→ **To do**: Pull every "structured" line out of the data below.

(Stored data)
━━━━━━━━━━━━━━━━━━━━━━━━━━━━━━

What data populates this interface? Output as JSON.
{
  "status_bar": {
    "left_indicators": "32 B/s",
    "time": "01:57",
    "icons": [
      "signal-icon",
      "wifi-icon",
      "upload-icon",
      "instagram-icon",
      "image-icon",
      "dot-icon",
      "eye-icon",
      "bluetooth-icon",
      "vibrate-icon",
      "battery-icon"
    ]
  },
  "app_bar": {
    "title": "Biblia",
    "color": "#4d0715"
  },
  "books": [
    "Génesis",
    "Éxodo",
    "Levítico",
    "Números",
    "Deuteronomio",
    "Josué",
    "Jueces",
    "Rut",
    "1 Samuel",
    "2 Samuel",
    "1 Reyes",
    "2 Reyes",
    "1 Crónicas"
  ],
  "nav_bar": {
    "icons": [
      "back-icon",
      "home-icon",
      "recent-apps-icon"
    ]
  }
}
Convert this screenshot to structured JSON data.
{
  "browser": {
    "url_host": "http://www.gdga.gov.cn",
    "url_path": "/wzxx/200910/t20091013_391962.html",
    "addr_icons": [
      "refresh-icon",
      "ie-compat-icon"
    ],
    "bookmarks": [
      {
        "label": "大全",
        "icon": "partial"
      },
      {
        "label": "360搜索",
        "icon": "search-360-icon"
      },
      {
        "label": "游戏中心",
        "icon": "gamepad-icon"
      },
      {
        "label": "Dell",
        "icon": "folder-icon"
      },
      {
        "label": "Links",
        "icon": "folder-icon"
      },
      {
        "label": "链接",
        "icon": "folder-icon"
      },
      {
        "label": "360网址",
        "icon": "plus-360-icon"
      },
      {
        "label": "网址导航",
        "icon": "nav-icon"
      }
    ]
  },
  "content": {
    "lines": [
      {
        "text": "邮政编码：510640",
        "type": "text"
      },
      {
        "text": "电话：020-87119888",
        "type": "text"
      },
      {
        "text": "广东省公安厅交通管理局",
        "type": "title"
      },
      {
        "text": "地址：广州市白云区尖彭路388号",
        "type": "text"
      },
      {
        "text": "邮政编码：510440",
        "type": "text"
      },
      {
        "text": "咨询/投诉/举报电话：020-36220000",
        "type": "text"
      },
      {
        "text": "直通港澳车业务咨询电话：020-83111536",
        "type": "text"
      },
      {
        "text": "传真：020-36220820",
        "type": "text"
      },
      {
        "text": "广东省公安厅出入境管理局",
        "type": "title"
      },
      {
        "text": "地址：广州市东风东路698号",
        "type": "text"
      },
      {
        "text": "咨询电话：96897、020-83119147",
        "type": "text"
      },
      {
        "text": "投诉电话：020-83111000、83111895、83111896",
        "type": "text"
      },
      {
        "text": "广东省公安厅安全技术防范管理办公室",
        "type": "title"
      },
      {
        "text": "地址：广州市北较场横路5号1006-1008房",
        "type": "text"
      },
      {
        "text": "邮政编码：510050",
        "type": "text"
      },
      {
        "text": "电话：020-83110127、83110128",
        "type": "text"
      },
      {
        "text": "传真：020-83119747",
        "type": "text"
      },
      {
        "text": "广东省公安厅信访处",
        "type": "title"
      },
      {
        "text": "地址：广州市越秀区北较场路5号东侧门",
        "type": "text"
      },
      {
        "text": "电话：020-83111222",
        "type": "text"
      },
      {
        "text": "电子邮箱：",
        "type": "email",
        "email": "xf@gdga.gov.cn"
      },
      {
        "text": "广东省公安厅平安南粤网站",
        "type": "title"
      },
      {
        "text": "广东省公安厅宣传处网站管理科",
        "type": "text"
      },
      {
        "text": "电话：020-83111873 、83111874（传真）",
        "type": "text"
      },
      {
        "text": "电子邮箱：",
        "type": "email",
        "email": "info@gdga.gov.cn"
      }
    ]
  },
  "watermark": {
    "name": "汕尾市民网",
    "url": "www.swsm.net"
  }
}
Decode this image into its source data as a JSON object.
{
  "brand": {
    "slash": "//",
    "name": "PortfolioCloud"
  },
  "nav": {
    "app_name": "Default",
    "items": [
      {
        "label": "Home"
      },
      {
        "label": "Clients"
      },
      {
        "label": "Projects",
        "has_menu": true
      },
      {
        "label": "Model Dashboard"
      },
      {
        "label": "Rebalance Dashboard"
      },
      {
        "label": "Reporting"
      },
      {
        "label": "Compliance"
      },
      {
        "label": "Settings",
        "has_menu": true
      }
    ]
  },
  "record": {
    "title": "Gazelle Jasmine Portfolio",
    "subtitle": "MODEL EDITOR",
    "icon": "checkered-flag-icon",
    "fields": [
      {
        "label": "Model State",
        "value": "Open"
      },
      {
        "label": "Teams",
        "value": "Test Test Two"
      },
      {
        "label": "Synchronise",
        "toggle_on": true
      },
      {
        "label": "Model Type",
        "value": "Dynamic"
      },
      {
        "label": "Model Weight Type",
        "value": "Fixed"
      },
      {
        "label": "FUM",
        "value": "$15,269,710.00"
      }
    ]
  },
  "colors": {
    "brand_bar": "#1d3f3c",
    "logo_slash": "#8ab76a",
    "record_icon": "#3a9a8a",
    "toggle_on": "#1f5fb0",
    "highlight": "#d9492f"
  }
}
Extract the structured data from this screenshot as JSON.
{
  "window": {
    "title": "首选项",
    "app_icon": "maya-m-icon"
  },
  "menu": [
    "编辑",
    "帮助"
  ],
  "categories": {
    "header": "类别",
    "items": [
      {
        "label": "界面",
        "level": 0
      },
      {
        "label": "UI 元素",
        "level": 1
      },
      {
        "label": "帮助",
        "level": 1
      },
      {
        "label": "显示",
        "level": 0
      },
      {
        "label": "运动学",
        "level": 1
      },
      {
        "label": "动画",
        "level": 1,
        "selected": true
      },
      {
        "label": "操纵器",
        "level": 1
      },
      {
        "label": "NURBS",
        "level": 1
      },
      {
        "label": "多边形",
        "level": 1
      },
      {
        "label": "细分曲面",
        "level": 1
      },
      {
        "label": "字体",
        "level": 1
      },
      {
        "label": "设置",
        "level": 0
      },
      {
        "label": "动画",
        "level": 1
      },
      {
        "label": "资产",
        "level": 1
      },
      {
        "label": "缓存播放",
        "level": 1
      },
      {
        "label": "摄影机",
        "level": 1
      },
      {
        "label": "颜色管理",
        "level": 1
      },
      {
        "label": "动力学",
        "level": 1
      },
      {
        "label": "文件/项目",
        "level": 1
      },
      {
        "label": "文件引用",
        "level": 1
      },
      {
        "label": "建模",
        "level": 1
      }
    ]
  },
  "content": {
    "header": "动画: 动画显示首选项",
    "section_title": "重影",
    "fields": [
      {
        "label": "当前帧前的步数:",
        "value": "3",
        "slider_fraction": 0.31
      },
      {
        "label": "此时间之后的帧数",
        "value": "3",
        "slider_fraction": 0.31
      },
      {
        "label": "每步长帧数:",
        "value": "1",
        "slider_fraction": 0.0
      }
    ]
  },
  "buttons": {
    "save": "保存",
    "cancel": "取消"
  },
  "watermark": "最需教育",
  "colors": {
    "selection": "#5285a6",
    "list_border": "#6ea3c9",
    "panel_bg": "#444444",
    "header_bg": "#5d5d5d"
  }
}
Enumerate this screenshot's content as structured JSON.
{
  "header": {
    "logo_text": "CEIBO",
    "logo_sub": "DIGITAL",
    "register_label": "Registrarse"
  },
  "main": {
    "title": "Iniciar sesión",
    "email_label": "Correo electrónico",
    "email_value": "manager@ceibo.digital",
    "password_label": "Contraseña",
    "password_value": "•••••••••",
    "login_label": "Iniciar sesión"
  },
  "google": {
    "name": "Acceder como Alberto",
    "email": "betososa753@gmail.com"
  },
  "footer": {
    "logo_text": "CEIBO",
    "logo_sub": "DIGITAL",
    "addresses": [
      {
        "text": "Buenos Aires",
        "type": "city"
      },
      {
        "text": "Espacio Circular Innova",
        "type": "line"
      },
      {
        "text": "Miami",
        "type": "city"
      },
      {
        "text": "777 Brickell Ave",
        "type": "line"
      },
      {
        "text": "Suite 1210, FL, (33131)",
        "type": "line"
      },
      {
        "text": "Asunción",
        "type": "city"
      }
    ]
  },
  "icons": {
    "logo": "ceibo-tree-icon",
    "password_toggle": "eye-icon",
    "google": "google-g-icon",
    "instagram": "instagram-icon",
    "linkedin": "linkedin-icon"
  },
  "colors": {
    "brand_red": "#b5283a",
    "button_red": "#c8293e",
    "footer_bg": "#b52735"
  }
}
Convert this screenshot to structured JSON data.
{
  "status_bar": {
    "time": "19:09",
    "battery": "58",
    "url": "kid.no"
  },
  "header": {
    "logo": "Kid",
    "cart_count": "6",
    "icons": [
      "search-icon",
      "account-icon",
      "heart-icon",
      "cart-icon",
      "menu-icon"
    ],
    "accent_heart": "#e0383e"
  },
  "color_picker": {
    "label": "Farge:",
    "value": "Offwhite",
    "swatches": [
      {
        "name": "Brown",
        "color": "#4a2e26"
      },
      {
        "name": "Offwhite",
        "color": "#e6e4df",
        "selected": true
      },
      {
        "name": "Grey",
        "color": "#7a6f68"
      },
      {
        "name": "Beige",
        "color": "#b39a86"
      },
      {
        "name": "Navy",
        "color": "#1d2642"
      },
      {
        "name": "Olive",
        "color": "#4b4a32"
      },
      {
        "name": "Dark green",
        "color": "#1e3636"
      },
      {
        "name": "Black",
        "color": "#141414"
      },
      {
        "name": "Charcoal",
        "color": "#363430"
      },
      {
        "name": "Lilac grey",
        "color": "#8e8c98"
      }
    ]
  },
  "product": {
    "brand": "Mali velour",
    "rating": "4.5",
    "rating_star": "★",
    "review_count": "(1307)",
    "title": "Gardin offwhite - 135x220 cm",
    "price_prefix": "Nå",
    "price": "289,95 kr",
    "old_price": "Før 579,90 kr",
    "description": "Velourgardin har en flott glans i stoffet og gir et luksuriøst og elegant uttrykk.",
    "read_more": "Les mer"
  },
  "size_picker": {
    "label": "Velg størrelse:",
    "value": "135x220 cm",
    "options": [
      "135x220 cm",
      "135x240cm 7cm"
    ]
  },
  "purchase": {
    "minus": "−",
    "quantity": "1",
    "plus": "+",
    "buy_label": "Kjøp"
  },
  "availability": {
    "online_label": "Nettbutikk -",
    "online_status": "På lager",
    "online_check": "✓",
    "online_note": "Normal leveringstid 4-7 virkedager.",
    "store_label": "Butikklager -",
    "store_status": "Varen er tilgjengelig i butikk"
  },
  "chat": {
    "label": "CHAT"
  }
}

━━━━━━━━━━━━━━━━━━━━━━━━━━━━━━

→ **The completed task**:
Convert this screenshot to structured JSON data.
Extract the structured data from this screenshot as JSON.
Enumerate this screenshot's content as structured JSON.
Convert this screenshot to structured JSON data.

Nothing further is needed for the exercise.